*** Input for this task
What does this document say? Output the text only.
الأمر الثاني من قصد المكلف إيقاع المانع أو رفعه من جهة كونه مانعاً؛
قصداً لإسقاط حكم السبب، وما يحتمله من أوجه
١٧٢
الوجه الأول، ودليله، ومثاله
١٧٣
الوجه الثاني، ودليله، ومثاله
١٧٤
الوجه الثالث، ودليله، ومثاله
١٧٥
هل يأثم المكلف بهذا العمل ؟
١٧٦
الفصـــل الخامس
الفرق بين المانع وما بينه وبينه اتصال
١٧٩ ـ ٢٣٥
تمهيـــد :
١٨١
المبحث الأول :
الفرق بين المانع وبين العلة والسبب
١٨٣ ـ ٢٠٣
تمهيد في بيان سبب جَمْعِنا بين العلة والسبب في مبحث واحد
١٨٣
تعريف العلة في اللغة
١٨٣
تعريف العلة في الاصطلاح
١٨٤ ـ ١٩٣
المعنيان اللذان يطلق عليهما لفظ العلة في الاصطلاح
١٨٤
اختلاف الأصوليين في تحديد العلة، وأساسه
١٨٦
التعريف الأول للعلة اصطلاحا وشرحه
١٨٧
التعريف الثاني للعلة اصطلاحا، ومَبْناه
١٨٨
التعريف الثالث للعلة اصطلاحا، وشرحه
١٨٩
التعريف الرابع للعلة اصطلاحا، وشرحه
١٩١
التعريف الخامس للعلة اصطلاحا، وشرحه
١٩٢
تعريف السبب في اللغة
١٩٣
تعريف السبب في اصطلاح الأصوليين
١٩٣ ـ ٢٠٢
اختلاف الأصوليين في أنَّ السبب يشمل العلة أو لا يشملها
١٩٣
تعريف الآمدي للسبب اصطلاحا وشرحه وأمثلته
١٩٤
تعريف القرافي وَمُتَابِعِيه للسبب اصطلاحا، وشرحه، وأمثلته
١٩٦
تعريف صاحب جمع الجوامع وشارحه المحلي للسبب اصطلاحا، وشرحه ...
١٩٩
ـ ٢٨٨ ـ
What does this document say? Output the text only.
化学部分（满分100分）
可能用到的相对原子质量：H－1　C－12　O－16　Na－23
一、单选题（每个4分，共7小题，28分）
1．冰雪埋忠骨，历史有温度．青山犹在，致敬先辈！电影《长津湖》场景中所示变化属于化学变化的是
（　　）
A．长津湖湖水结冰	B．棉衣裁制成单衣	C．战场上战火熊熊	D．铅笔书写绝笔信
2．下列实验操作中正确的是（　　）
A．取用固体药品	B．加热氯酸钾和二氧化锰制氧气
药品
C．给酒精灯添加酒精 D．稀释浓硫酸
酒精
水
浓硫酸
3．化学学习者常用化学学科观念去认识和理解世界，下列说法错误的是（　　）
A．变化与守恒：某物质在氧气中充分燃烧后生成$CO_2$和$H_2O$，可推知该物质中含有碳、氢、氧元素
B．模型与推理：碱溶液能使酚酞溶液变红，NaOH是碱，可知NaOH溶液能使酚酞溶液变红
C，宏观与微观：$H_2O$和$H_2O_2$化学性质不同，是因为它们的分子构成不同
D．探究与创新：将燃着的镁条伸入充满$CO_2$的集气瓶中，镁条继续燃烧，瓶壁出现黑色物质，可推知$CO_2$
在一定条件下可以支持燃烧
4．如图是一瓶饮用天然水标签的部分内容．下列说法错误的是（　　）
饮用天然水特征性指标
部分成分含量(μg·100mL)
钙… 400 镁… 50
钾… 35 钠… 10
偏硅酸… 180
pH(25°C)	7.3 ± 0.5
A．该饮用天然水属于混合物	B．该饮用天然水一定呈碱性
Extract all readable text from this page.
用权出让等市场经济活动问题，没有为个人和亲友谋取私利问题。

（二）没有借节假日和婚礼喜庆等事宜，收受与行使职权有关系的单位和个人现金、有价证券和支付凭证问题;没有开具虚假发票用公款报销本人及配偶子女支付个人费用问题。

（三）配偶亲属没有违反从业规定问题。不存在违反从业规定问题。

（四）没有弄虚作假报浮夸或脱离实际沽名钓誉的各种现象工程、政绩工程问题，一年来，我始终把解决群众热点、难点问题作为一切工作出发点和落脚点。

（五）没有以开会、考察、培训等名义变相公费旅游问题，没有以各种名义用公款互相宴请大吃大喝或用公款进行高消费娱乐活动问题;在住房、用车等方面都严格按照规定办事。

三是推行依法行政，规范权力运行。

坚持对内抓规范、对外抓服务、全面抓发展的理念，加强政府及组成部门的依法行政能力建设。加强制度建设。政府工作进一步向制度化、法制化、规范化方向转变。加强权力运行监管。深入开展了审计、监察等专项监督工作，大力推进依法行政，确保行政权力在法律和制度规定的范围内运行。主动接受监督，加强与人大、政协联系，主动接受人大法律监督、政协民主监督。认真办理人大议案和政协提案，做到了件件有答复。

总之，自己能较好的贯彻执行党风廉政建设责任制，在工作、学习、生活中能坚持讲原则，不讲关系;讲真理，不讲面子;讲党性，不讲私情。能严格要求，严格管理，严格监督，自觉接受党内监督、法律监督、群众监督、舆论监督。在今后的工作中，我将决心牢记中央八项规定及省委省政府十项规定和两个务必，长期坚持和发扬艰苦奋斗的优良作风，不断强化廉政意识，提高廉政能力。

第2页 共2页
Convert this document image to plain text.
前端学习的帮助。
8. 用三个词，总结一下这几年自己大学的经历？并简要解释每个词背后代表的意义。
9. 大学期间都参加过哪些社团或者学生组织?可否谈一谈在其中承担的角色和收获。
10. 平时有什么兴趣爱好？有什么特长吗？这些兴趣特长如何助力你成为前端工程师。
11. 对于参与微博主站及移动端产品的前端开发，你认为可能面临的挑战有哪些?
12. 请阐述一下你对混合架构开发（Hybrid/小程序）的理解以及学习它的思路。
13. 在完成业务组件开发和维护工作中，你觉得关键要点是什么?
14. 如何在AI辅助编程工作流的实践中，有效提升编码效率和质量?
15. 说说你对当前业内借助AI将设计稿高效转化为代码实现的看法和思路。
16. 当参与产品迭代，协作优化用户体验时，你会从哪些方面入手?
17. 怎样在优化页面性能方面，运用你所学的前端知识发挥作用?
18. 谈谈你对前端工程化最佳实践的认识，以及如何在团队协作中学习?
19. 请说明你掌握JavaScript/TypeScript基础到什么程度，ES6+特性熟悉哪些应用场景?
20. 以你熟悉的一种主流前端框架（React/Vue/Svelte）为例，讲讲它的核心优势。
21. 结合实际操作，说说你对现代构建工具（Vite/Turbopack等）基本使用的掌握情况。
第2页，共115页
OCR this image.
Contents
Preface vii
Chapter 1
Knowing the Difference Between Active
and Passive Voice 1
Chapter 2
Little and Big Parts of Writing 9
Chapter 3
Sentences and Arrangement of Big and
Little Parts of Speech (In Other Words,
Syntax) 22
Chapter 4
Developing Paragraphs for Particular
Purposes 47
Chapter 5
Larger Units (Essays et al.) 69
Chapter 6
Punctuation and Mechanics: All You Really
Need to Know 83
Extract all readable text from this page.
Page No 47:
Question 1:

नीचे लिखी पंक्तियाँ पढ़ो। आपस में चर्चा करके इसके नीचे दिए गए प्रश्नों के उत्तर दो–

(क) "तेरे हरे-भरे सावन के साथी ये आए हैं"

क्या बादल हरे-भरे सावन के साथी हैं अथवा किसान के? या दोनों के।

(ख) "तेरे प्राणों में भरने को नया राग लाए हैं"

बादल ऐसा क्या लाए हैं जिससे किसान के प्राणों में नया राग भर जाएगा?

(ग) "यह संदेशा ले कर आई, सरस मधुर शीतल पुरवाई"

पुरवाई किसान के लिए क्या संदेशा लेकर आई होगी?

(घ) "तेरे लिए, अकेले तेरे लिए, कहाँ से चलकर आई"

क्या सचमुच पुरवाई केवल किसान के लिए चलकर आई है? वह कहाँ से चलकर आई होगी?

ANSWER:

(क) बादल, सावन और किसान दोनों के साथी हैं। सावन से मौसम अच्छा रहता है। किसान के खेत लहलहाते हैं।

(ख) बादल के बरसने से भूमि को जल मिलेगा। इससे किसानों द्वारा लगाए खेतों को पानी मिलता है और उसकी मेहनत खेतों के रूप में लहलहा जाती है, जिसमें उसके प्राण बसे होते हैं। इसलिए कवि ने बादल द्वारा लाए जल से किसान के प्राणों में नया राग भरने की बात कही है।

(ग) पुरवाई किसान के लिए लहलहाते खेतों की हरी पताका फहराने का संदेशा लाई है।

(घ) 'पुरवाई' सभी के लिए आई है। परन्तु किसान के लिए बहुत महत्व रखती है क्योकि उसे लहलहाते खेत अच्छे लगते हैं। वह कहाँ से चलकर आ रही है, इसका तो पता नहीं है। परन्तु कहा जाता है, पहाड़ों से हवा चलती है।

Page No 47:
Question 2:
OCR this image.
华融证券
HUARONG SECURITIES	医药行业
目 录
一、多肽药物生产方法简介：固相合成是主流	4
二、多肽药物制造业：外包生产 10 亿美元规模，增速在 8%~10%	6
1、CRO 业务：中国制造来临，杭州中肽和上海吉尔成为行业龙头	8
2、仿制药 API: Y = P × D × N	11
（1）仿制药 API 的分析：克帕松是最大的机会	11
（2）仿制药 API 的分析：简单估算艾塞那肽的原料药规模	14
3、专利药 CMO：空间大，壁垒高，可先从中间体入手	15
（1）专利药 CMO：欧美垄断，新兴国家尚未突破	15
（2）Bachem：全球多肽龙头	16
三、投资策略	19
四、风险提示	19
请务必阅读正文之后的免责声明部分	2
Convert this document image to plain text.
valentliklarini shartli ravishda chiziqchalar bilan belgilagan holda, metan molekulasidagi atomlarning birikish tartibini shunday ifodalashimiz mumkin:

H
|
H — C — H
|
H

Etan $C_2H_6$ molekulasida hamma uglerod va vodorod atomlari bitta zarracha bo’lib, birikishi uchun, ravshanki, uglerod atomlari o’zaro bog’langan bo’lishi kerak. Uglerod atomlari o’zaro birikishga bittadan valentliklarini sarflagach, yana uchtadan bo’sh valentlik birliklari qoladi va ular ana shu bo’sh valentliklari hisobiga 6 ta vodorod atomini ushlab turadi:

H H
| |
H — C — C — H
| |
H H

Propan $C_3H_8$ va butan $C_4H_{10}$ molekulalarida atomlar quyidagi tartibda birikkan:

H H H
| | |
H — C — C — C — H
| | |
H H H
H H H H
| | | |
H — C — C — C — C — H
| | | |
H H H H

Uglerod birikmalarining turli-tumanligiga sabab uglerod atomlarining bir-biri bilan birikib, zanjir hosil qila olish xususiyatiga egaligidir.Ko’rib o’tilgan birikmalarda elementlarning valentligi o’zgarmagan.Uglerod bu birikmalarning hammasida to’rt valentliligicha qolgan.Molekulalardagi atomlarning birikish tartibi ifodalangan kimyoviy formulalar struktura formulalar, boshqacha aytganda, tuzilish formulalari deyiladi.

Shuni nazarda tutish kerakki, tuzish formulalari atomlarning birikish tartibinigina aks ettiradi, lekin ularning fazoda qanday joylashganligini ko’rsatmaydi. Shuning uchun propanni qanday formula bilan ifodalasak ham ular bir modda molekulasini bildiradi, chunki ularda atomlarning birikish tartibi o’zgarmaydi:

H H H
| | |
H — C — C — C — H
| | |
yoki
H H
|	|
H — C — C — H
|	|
******
What you will do: Across the records above, count the lines holding "Chapter" and reply with that number alone.

Reply to the task: 6